§ **Document passage**
--- Begin ---

January 28, 2023

Anti-Foraging Bill Sponsor Doesn’t Want Bill to Pass

Yup! After all the hubbub about turning Mainer’s into hardened criminals for randomly picking a wild berry, the sponsor of a bill to ban foraging, while at the same time criminalizing anyone who might happen to be berry picking while carrying a weapon, has told the Department of Conservation Committee, he doesn’t want the bill to pass.

It’s nice to see that some can eventually see the stupidity of their ways. Thanks!


Stay Off My Land You SOB Part III

Part I and Part II

Silly debate continues in Maine over a proposed bill, LD 128, that would implement fascist/totalitarian tactics on anyone picking a wild berry, or such, on private land without permission from the landowner. The link to Part II above, will give readers a chance to read the proposed bill as it is currently written.

Okay! I get it! I’m a Maine landowner. I cherish my rights, what few I have left, as a landowner, but do I want to cut off my big nose despite my ugly face?

George Smith, a Maine outdoor writer and activist, continues to whine about the crap he’s taking from people because it is his own creation, i.e. LD 128. He writes in his column: “It is very irritating to find that someone has grabbed the fiddleheads or mushrooms off my woodlot before I got to them. And clearly, anyone who is on my land to commercially harvest something ought to be required to have my permission.

“Some critics have suggested any landowner who feels this way should post their land No Trespassing. But that is exactly what I don’t want to encourage, because it would hurt those of us who hunt, fish, and otherwise enjoy privately owned property.”

Obviously he and I look at a half-filled glass differently. I have two basic issues with his approach. The first issue is that there are already laws that exist about stealing private property. Would crafting another useless bill prohibiting anyone from foraging for wild edibles, actually stop anyone? Americans are notorious idiots, incapable of thinking rationally, as this has been programmed out of them. They therefore keep piling on laws, and more laws and even more laws, exemplifying the perfect conditions of insanity, thinking just one more law surely will stop the criminal. I might even argue that this same activist would argue that making laws prohibiting the ownership, by lawful citizens, of guns, will do nothing to stop a criminal. How is this different?

The second issue is one about landowner responsibility. Smith says he doesn’t want to post his land to keep trespassers off, because he wants to continue to have the privilege of accessing private land to hunt and fish. What does he expect? This might be a bit of having your cake and eating it too.

When any person owns something, if they intend to responsibly care for it, requires doing all things necessary to protect it according to your value system and hopefully not the values dictated by other people. If I should decide to buy a perfectly restored antique auto, and one of my top priorities is to make sure the body and paint remain unblemished, it would be irresponsible of me to drive it after a snow storm in the salt and sand. It might even require me to build a garage to store it in. Will these efforts stop somebody from stealing my car? Yes, there exists strict laws against auto theft. Do making more laws help?

--- End ---

§ **Stated goal 1**
Answer these questions using the passage on the foraging bill:
(a) What number does the passage give for the proposed bill?
(b) Which committee did the bill's sponsor tell that he does not want it to pass?
(c) What structure does the writer say he might need to build to store a restored antique auto?
The passage on the foraging bill and the listing come from unrelated sources.

§ **Dataset excerpts**
--- Begin ---

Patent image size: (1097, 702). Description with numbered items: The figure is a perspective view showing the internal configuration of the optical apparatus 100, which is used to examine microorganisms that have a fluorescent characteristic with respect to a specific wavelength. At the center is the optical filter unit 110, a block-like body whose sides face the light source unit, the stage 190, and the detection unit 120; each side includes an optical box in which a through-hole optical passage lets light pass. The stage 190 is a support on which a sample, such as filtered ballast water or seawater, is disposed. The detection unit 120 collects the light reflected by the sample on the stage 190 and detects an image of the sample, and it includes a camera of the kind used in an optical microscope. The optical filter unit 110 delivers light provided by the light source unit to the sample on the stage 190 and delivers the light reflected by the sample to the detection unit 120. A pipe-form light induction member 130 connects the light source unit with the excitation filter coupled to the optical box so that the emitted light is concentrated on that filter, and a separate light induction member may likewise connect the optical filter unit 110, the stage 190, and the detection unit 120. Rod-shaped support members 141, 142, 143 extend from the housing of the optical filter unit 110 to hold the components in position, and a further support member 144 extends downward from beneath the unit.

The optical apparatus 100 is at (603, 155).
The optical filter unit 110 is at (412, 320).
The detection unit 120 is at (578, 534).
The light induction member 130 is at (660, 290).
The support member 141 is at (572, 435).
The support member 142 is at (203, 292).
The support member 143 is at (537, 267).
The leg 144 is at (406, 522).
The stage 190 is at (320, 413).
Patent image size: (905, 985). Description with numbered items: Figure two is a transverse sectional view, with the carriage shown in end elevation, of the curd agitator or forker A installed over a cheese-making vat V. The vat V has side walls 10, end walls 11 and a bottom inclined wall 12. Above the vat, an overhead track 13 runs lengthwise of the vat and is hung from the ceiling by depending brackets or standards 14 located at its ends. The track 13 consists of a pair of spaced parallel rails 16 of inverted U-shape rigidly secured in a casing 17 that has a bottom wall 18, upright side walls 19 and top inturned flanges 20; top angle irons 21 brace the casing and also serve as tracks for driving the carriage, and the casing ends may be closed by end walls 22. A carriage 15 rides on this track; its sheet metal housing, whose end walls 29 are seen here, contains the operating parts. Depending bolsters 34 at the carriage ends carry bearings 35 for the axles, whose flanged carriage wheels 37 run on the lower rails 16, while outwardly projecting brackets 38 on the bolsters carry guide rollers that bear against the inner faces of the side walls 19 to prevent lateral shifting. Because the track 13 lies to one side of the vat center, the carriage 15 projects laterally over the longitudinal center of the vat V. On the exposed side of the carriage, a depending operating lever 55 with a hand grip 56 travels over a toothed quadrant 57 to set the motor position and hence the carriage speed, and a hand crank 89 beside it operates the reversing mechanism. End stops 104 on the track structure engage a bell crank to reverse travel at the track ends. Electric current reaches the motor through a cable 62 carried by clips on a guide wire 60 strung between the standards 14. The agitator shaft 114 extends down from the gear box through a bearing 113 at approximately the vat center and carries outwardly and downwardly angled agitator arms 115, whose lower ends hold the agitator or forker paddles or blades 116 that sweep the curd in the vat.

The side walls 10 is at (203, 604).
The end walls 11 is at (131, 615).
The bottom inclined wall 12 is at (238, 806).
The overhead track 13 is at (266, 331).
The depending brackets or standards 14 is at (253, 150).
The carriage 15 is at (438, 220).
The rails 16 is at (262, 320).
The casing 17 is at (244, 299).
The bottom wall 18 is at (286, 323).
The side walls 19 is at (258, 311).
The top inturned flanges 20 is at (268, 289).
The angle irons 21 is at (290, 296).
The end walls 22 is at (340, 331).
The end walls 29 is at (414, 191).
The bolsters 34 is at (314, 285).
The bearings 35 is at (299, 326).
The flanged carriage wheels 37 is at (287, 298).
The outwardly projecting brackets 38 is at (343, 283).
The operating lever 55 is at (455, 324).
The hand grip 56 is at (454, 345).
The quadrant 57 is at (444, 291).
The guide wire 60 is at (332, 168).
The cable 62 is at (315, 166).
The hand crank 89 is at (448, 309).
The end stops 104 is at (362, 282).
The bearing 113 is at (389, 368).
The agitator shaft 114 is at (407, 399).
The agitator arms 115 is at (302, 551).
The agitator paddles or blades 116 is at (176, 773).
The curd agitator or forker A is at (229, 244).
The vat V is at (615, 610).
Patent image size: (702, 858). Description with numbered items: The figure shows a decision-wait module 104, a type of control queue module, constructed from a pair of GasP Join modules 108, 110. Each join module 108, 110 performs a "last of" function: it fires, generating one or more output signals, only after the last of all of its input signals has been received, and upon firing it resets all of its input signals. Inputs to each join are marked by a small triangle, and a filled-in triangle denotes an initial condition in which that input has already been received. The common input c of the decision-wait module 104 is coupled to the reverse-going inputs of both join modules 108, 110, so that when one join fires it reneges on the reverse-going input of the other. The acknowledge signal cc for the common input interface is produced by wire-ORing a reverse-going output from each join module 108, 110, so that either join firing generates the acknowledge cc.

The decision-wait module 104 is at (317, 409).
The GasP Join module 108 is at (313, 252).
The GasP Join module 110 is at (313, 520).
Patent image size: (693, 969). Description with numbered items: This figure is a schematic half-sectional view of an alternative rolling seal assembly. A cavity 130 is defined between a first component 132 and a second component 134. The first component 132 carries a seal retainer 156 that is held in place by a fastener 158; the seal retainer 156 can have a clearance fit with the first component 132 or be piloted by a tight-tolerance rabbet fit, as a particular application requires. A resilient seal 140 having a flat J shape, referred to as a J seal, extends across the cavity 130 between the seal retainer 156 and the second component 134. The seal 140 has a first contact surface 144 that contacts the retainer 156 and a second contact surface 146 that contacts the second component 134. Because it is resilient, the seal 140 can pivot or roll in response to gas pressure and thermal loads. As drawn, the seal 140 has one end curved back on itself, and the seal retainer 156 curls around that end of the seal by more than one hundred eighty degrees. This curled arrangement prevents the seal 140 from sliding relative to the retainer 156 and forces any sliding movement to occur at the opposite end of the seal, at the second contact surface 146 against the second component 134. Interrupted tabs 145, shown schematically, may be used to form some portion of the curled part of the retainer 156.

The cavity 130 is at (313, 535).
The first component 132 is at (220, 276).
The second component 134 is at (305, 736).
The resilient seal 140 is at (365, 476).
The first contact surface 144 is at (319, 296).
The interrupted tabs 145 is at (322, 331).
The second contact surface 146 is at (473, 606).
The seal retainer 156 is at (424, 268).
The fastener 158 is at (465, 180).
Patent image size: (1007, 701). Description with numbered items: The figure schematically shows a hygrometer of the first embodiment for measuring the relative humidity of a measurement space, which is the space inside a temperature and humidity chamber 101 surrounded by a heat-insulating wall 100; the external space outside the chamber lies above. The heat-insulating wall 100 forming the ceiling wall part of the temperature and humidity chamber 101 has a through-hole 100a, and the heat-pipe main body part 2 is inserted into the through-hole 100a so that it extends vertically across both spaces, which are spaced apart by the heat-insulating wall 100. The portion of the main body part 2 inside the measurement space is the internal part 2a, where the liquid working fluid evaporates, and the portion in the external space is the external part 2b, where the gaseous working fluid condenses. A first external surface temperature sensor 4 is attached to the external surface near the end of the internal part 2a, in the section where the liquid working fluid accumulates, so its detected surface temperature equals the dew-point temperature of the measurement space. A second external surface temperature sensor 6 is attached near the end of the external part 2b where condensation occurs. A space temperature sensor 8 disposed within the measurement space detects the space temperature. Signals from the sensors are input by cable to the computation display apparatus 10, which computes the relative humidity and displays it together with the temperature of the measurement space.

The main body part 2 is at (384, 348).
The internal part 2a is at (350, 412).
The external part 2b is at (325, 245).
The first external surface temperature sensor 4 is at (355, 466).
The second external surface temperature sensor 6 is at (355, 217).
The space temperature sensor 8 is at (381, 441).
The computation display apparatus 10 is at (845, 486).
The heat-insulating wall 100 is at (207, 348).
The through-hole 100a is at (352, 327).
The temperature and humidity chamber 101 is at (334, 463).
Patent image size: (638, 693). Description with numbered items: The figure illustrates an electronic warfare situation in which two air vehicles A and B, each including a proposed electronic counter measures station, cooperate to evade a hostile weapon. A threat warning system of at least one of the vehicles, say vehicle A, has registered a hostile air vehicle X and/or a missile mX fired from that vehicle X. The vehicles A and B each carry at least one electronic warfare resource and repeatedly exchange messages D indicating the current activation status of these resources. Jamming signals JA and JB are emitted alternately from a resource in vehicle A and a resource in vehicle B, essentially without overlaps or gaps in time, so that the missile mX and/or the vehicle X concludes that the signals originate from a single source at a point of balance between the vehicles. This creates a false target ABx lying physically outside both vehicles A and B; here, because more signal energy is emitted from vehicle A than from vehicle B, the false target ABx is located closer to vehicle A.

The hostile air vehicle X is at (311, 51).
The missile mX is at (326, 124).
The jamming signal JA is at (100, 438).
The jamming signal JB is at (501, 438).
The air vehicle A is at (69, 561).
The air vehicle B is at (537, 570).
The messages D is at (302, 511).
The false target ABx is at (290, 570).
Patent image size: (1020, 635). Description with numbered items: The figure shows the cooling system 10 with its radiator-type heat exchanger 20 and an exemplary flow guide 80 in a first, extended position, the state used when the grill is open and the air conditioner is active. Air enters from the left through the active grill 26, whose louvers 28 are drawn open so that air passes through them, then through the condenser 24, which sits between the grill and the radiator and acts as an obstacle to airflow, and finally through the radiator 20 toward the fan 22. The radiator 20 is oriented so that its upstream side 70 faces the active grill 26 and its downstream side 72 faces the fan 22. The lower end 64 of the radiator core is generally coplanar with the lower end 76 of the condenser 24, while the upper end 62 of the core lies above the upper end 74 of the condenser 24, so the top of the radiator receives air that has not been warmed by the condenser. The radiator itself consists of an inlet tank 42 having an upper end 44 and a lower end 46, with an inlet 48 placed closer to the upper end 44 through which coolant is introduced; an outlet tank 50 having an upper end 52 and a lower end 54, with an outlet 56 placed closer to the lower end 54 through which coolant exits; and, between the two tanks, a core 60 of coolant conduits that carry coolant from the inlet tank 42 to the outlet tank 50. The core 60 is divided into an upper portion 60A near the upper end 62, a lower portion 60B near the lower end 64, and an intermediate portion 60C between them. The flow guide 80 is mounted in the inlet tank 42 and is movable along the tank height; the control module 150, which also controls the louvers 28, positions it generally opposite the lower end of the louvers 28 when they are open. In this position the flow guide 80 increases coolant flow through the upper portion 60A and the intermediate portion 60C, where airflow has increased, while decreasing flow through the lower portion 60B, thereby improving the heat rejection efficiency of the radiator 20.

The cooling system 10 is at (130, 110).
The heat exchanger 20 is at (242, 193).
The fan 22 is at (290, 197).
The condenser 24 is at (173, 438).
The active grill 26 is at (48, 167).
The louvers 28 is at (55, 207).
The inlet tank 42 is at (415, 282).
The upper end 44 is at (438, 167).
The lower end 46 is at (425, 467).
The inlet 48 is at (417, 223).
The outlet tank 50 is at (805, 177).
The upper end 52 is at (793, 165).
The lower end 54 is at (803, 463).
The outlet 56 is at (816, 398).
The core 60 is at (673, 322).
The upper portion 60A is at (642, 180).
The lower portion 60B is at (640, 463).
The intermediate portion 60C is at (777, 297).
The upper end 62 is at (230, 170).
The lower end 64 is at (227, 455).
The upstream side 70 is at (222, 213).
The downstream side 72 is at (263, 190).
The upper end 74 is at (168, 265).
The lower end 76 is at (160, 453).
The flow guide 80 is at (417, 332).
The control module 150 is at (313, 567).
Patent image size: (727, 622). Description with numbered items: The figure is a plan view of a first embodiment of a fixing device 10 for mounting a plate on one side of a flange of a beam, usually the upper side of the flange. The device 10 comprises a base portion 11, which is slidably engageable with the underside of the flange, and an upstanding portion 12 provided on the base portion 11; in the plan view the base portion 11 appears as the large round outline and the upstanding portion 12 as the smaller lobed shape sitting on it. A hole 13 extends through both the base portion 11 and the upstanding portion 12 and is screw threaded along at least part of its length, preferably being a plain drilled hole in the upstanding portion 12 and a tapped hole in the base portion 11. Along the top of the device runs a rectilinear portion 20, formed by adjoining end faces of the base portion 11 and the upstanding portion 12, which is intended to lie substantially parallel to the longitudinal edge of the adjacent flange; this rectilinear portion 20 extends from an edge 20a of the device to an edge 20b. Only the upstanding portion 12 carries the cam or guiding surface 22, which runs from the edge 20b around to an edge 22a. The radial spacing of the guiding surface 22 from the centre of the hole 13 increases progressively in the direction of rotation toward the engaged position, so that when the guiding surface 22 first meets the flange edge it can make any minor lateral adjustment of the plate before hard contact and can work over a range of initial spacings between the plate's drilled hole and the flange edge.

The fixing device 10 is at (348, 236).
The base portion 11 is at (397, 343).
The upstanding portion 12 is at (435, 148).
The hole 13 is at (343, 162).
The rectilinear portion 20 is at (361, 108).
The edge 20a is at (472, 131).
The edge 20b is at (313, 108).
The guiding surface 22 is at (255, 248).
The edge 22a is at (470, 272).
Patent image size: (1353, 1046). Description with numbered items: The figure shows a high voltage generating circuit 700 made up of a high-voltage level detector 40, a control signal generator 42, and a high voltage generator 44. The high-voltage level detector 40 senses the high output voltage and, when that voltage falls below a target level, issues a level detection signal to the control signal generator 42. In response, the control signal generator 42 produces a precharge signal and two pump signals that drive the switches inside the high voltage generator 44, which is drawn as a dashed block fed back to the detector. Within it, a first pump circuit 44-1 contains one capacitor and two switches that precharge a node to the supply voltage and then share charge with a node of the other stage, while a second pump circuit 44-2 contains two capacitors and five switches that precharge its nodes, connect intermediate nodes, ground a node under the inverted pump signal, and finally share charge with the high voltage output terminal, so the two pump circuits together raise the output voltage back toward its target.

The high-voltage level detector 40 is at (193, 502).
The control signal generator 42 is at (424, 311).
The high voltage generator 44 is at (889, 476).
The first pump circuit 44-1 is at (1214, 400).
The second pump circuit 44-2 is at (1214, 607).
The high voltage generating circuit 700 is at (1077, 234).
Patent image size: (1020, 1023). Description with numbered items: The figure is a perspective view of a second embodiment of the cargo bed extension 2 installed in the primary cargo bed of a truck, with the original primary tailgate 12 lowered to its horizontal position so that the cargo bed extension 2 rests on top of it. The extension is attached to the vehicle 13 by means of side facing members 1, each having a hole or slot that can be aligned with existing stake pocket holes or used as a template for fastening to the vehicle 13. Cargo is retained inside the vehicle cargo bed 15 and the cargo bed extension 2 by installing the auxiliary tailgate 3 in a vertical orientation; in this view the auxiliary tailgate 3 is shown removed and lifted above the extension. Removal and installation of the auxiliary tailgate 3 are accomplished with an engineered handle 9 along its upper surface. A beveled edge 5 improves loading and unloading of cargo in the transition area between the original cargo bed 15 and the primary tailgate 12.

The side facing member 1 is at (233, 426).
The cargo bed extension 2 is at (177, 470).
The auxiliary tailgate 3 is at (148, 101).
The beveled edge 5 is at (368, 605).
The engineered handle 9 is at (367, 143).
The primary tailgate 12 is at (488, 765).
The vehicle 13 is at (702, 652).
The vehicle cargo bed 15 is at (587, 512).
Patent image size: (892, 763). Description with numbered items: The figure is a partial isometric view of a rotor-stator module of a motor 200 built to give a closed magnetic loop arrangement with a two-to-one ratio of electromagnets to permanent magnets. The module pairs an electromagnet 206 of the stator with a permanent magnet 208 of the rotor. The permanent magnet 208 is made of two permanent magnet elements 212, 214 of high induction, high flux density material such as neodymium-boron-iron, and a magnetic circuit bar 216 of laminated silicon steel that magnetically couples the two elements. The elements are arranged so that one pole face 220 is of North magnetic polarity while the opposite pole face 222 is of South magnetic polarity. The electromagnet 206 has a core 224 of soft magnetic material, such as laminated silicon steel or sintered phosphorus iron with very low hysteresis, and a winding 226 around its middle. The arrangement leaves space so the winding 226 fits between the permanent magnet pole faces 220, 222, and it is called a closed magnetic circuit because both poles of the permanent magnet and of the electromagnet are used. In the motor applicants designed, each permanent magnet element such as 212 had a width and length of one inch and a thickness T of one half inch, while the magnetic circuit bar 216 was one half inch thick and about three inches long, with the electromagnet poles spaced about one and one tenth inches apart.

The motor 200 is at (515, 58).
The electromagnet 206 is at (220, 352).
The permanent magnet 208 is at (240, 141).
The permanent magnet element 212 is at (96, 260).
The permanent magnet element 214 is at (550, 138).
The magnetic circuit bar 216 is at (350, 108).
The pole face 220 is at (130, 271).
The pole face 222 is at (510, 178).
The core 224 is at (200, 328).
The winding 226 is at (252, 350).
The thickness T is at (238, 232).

--- End ---

§ **Stated goal 2**
Identify every line in the listing that contains the string "wheels", and copy each of those lines.

§ **Complete answer 1**
(a) LD 128
(b) The Department of Conservation Committee
(c) A garage

§ **Complete answer 2**
Patent image size: (905, 985). Description with numbered items: Figure two is a transverse sectional view, with the carriage shown in end elevation, of the curd agitator or forker A installed over a cheese-making vat V. The vat V has side walls 10, end walls 11 and a bottom inclined wall 12. Above the vat, an overhead track 13 runs lengthwise of the vat and is hung from the ceiling by depending brackets or standards 14 located at its ends. The track 13 consists of a pair of spaced parallel rails 16 of inverted U-shape rigidly secured in a casing 17 that has a bottom wall 18, upright side walls 19 and top inturned flanges 20; top angle irons 21 brace the casing and also serve as tracks for driving the carriage, and the casing ends may be closed by end walls 22. A carriage 15 rides on this track; its sheet metal housing, whose end walls 29 are seen here, contains the operating parts. Depending bolsters 34 at the carriage ends carry bearings 35 for the axles, whose flanged carriage wheels 37 run on the lower rails 16, while outwardly projecting brackets 38 on the bolsters carry guide rollers that bear against the inner faces of the side walls 19 to prevent lateral shifting. Because the track 13 lies to one side of the vat center, the carriage 15 projects laterally over the longitudinal center of the vat V. On the exposed side of the carriage, a depending operating lever 55 with a hand grip 56 travels over a toothed quadrant 57 to set the motor position and hence the carriage speed, and a hand crank 89 beside it operates the reversing mechanism. End stops 104 on the track structure engage a bell crank to reverse travel at the track ends. Electric current reaches the motor through a cable 62 carried by clips on a guide wire 60 strung between the standards 14. The agitator shaft 114 extends down from the gear box through a bearing 113 at approximately the vat center and carries outwardly and downwardly angled agitator arms 115, whose lower ends hold the agitator or forker paddles or blades 116 that sweep the curd in the vat.
The flanged carriage wheels 37 is at (287, 298).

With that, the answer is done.